THE PROBLEM: Could you output each line of the data that follows exactly?
━━━━━ GIVEN DATA ━━━━━
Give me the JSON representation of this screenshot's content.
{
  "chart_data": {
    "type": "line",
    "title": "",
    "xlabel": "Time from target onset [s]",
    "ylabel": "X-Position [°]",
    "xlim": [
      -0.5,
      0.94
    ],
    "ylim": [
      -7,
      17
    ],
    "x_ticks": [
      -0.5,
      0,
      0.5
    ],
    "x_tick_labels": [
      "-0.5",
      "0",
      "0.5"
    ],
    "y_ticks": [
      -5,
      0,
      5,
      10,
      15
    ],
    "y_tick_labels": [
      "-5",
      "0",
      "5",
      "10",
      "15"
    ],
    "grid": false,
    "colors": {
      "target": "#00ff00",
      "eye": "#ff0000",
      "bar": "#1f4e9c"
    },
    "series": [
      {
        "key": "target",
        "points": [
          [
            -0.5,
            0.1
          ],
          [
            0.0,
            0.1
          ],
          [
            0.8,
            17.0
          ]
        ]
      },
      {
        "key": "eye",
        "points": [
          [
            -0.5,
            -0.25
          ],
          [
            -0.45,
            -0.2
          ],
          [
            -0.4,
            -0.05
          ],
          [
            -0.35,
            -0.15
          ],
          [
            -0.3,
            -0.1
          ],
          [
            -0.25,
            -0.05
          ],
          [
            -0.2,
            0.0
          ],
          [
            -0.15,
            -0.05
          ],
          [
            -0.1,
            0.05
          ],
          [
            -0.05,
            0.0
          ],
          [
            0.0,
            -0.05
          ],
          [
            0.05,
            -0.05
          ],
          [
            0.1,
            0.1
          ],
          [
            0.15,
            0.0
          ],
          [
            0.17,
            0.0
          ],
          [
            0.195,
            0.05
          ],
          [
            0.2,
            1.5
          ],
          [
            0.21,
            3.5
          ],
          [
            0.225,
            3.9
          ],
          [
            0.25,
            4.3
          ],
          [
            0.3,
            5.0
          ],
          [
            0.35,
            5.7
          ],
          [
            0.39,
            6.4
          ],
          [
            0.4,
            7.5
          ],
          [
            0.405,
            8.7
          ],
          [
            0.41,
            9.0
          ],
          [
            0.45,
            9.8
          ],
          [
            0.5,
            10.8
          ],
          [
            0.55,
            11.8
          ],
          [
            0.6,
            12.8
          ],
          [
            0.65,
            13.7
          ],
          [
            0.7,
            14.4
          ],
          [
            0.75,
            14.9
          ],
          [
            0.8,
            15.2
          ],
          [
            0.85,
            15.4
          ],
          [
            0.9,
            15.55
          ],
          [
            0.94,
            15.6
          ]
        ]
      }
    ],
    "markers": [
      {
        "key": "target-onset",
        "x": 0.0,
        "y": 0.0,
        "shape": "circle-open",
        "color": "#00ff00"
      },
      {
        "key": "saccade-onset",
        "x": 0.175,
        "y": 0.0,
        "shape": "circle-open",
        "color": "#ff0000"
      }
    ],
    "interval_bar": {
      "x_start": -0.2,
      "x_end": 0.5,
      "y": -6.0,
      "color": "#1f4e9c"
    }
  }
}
━━━━━
RESPONSE TO THE TASK:
Give me the JSON representation of this screenshot's content.
{
  "chart_data": {
    "type": "line",
    "title": "",
    "xlabel": "Time from target onset [s]",
    "ylabel": "X-Position [°]",
    "xlim": [
      -0.5,
      0.94
    ],
    "ylim": [
      -7,
      17
    ],
    "x_ticks": [
      -0.5,
      0,
      0.5
    ],
    "x_tick_labels": [
      "-0.5",
      "0",
      "0.5"
    ],
    "y_ticks": [
      -5,
      0,
      5,
      10,
      15
    ],
    "y_tick_labels": [
      "-5",
      "0",
      "5",
      "10",
      "15"
    ],
    "grid": false,
    "colors": {
      "target": "#00ff00",
      "eye": "#ff0000",
      "bar": "#1f4e9c"
    },
    "series": [
      {
        "key": "target",
        "points": [
          [
            -0.5,
            0.1
          ],
          [
            0.0,
            0.1
          ],
          [
            0.8,
            17.0
          ]
        ]
      },
      {
        "key": "eye",
        "points": [
          [
            -0.5,
            -0.25
          ],
          [
            -0.45,
            -0.2
          ],
          [
            -0.4,
            -0.05
          ],
          [
            -0.35,
            -0.15
          ],
          [
            -0.3,
            -0.1
          ],
          [
            -0.25,
            -0.05
          ],
          [
            -0.2,
            0.0
          ],
          [
            -0.15,
            -0.05
          ],
          [
            -0.1,
            0.05
          ],
          [
            -0.05,
            0.0
          ],
          [
            0.0,
            -0.05
          ],
          [
            0.05,
            -0.05
          ],
          [
            0.1,
            0.1
          ],
          [
            0.15,
            0.0
          ],
          [
            0.17,
            0.0
          ],
          [
            0.195,
            0.05
          ],
          [
            0.2,
            1.5
          ],
          [
            0.21,
            3.5
          ],
          [
            0.225,
            3.9
          ],
          [
            0.25,
            4.3
          ],
          [
            0.3,
            5.0
          ],
          [
            0.35,
            5.7
          ],
          [
            0.39,
            6.4
          ],
          [
            0.4,
            7.5
          ],
          [
            0.405,
            8.7
          ],
          [
            0.41,
            9.0
          ],
          [
            0.45,
            9.8
          ],
          [
            0.5,
            10.8
          ],
          [
            0.55,
            11.8
          ],
          [
            0.6,
            12.8
          ],
          [
            0.65,
            13.7
          ],
          [
            0.7,
            14.4
          ],
          [
            0.75,
            14.9
          ],
          [
            0.8,
            15.2
          ],
          [
            0.85,
            15.4
          ],
          [
            0.9,
            15.55
          ],
          [
            0.94,
            15.6
          ]
        ]
      }
    ],
    "markers": [
      {
        "key": "target-onset",
        "x": 0.0,
        "y": 0.0,
        "shape": "circle-open",
        "color": "#00ff00"
      },
      {
        "key": "saccade-onset",
        "x": 0.175,
        "y": 0.0,
        "shape": "circle-open",
        "color": "#ff0000"
      }
    ],
    "interval_bar": {
      "x_start": -0.2,
      "x_end": 0.5,
      "y": -6.0,
      "color": "#1f4e9c"
    }
  }
}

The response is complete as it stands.